== DATA FOR THE TASK

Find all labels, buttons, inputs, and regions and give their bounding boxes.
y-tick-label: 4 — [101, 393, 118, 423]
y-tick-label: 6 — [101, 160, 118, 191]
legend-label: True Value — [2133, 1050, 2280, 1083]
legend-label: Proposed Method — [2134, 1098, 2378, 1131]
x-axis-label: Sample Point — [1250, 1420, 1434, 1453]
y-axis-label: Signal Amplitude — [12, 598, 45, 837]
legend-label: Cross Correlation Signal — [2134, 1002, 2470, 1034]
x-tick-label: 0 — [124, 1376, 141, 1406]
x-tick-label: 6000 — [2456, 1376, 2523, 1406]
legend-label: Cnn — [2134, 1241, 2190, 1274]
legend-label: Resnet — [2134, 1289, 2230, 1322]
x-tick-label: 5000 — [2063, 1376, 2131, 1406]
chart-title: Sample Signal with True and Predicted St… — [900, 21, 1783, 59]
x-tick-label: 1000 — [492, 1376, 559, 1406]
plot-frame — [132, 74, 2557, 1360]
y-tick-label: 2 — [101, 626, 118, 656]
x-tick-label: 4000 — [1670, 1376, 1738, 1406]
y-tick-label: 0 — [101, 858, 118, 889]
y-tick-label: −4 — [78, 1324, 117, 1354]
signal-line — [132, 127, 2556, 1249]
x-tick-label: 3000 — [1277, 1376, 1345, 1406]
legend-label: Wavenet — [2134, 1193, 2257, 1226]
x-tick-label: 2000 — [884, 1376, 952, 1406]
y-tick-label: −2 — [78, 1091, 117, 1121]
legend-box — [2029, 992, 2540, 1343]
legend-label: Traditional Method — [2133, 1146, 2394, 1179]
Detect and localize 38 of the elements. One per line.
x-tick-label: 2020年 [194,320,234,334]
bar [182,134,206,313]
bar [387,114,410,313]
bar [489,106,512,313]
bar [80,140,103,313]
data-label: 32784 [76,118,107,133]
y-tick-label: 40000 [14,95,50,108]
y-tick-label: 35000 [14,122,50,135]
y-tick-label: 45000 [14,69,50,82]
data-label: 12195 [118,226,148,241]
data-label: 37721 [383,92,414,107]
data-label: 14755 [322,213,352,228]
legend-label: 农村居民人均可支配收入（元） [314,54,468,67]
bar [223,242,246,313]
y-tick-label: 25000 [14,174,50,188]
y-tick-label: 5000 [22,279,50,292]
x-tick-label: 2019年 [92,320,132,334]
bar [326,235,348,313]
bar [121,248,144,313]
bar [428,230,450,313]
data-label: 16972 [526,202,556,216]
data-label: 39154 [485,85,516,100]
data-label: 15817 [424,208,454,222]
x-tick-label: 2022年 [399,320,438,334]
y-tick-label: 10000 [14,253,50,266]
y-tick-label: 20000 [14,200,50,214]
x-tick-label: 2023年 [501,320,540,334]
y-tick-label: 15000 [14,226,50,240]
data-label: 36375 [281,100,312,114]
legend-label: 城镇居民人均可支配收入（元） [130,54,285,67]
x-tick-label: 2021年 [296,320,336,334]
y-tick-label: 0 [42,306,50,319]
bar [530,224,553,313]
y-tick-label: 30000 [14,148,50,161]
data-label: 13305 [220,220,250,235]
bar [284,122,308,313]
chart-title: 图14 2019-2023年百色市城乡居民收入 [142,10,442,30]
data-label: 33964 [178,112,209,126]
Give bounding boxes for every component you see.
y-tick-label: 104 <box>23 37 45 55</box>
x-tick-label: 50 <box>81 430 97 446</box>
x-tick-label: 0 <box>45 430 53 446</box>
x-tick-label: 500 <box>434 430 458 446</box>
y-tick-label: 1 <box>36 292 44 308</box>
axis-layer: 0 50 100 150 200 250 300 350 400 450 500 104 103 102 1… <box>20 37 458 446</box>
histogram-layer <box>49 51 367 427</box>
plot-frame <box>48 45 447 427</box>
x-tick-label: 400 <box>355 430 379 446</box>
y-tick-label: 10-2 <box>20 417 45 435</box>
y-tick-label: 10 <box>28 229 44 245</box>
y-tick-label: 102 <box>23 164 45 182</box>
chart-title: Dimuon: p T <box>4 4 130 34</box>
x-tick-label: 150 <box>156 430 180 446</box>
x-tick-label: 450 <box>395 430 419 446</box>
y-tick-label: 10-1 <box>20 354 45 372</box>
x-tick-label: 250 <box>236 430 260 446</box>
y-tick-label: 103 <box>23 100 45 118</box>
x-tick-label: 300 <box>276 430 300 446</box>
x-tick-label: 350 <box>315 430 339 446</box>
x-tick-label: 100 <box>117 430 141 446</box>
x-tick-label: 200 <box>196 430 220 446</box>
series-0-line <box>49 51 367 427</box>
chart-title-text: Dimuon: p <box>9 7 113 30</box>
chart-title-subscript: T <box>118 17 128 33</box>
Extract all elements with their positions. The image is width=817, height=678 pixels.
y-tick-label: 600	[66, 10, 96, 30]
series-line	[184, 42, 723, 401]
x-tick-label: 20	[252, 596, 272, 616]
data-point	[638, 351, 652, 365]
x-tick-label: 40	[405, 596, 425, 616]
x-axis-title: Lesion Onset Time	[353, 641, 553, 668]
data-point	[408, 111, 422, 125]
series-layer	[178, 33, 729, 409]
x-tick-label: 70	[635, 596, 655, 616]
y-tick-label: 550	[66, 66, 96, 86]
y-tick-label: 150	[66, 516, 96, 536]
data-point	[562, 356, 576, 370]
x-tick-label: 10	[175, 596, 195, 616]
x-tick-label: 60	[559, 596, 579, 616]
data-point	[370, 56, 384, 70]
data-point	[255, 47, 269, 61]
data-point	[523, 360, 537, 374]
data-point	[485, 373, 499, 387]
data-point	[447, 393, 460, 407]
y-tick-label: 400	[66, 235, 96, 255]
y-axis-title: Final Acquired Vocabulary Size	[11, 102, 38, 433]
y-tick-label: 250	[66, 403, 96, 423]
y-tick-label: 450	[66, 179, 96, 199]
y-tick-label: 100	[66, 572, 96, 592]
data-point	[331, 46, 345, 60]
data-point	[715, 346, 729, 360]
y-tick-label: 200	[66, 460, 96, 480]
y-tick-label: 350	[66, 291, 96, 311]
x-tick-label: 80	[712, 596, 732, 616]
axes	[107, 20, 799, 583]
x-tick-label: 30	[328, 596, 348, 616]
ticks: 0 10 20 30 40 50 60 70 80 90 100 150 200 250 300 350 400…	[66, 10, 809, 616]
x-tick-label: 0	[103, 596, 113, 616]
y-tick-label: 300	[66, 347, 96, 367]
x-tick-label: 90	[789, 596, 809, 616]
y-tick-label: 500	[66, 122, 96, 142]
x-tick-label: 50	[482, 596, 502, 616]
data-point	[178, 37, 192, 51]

====

▸ TASK TO CARRY OUT:
Please render the material as a Markdown table with columns No. and Line, starting at its first line and ending at the line containing "bar [489,106,512,313]", with both of those lines included. Number the rows and leave out any blank lines.

▸ ANSWER FOR THE TASK:
| No. | Line |
|---|---|
| 1 | Find all labels, buttons, inputs, and regions and give their bounding boxes. |
| 2 | y-tick-label: 4 — [101, 393, 118, 423] |
| 3 | y-tick-label: 6 — [101, 160, 118, 191] |
| 4 | legend-label: True Value — [2133, 1050, 2280, 1083] |
| 5 | legend-label: Proposed Method — [2134, 1098, 2378, 1131] |
| 6 | x-axis-label: Sample Point — [1250, 1420, 1434, 1453] |
| 7 | y-axis-label: Signal Amplitude — [12, 598, 45, 837] |
| 8 | legend-label: Cross Correlation Signal — [2134, 1002, 2470, 1034] |
| 9 | x-tick-label: 0 — [124, 1376, 141, 1406] |
| 10 | x-tick-label: 6000 — [2456, 1376, 2523, 1406] |
| 11 | legend-label: Cnn — [2134, 1241, 2190, 1274] |
| 12 | legend-label: Resnet — [2134, 1289, 2230, 1322] |
| 13 | x-tick-label: 5000 — [2063, 1376, 2131, 1406] |
| 14 | chart-title: Sample Signal with True and Predicted St… — [900, 21, 1783, 59] |
| 15 | x-tick-label: 1000 — [492, 1376, 559, 1406] |
| 16 | plot-frame — [132, 74, 2557, 1360] |
| 17 | y-tick-label: 2 — [101, 626, 118, 656] |
| 18 | x-tick-label: 4000 — [1670, 1376, 1738, 1406] |
| 19 | y-tick-label: 0 — [101, 858, 118, 889] |
| 20 | y-tick-label: −4 — [78, 1324, 117, 1354] |
| 21 | signal-line — [132, 127, 2556, 1249] |
| 22 | x-tick-label: 3000 — [1277, 1376, 1345, 1406] |
| 23 | legend-label: Wavenet — [2134, 1193, 2257, 1226] |
| 24 | x-tick-label: 2000 — [884, 1376, 952, 1406] |
| 25 | y-tick-label: −2 — [78, 1091, 117, 1121] |
| 26 | legend-box — [2029, 992, 2540, 1343] |
| 27 | legend-label: Traditional Method — [2133, 1146, 2394, 1179] |
| 28 | Detect and localize 38 of the elements. One per line. |
| 29 | x-tick-label: 2020年 [194,320,234,334] |
| 30 | bar [182,134,206,313] |
| 31 | bar [387,114,410,313] |
| 32 | bar [489,106,512,313] |